+++ 選んだ文章 +++
フロイトの精神分析療法は、その後の後継者によってさまざまに分岐していくが、基本的には現在みられる心理的問題の背景に、過去の発達段階で未解決な心的な問題が存在すると仮定する。
治療者との関係のなかで生じる感情転移や、抵抗を見出し、その解釈を通して患者の洞察を促す。
精神分析療法において、自由連想法を基本原則としており、治療者は、患者の話しに傾聴するとともに、中立性を保ちながら、患者の無意識についての理解(解釈)を伝えていく。
一般に夢や自由連想法によって得られた資料が分析の対象となり、防衛機制や転移の解釈を通して無意識の自己理解をすすめる。


自由連想法 free association

 フロイトが創始した精神分析の技法で、精神分析療法の基本である。
1890年代に無意識の探索手段としてそれまで用いていた催眠技法の代わりに患者に心の中に思い浮かぶことを自由に語らせる方法を採用した。
+++ データ一覧 +++
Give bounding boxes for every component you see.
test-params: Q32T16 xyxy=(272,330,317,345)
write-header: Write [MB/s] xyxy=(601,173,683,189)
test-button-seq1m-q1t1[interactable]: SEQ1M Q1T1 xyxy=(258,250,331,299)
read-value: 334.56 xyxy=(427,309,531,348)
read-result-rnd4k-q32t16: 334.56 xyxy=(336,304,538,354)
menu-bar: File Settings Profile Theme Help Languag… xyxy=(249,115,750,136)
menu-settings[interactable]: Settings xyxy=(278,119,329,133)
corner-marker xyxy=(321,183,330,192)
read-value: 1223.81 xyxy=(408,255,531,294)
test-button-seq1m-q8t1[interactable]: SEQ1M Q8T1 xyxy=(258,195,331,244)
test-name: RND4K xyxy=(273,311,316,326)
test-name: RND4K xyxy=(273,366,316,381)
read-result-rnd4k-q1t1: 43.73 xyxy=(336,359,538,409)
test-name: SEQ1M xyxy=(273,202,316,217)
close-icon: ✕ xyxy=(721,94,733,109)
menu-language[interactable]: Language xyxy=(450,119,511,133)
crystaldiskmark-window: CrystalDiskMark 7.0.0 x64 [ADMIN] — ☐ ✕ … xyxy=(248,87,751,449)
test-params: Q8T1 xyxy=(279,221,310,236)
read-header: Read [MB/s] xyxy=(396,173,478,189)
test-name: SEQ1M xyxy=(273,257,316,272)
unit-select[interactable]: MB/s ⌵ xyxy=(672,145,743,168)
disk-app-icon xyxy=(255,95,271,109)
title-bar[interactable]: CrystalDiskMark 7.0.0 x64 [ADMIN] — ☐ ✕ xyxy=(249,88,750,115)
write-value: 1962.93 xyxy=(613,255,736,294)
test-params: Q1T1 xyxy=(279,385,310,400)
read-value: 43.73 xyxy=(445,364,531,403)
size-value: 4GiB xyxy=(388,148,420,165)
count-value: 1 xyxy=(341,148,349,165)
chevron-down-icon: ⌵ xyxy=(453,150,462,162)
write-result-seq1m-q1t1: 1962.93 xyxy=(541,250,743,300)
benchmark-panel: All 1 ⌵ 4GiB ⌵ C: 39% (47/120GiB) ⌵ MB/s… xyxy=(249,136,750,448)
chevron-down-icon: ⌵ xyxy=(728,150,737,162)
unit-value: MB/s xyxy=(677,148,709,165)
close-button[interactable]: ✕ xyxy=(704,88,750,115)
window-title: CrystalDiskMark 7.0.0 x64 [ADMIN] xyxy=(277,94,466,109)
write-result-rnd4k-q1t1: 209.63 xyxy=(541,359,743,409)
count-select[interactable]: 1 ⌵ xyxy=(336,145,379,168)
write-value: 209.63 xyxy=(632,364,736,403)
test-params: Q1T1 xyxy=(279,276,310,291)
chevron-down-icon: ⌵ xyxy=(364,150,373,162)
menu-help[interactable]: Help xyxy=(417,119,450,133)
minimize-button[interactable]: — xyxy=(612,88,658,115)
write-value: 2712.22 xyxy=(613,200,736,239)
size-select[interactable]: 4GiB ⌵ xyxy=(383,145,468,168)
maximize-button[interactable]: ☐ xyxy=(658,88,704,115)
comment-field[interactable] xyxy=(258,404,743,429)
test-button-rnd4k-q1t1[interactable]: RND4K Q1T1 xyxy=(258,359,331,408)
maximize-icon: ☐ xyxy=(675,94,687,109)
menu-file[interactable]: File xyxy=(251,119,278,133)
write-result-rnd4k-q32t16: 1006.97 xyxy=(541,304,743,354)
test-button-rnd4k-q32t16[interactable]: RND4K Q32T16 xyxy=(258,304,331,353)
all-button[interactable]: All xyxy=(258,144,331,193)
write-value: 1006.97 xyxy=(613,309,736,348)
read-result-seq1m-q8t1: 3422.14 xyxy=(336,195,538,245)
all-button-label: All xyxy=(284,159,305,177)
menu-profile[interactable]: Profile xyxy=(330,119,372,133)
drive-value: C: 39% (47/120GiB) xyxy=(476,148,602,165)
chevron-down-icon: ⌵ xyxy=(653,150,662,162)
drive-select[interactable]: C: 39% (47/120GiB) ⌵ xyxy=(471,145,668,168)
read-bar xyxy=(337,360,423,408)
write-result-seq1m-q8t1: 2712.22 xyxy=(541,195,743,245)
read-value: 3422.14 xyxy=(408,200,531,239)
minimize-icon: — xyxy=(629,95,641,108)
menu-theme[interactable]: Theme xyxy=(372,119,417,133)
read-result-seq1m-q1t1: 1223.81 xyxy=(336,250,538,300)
+++
* やること *
1. 精神分析についての文章にある次の一文を英語に訳してください。「一般に夢や自由連想法によって得られた資料が分析の対象となり、防衛機制や転移の解釈を通して無意識の自己理解をすすめる。」
2. 精神分析についての文章を、最後の文のあとから続けて書き進めてください。

* 答えの例 *
1. Generally, material obtained through dreams and free association becomes the object of analysis, and self-understanding of the unconscious is advanced through the interpretation of defense mechanisms and transference.

2.
この手段は催眠にかからない患者へも適応しうるものであるが、通常患者は寝椅子に横になり、心に浮かぶこと(考え・記憶・感情など)を話すよう求められる。
そのときに語られる内容が分析の素材であり、患者の隠された無意識の現れとしている。
治療の過程で生じてくる抵抗転移に対し、治療者が技法的な中立性の立場で直面化、明確化、解釈を与えることにより、患者の洞察、無意識の意識化が得られるように促していく。



転移(感情転移) transference

 過去の体験が現在の人間関係のなかに反復強迫的に持ち越されること。
フロイトは、精神分析の面接過程が進むにつれて、患者が治療者に向ける肯定的・否定的感情(多くは患者が過去に誰か(多くは両親)に向けた、または向けることのできなかった感情)を治療者に置き換えて向けること転移と呼んだ。
転移は患者が持っている心理的問題と深い結びつきがあることが観察されたことから、その転移の出所と、かつて誰に向けたものであったかを解釈することで、治療的に活用できるとし、
フロイトは「転移という現象は精神分析療法中に必然的に生じる」と考えた。
また、転移によって患者が治療者に憎しみや敵意をいだく場合を陰性転移と呼び、一方で患者が治療者に好意や愛情を抱く場合のことを陽性転移と呼ぶ。
患者が幼児期の人間関係に由来した感情を治療者に向けるのが転移であるが、逆に治療者が同様な感情を患者に向ける場合を逆転移という。



リビドー libido

 人間に本来備わっている、性欲動を意味する精神エネルギーのこと。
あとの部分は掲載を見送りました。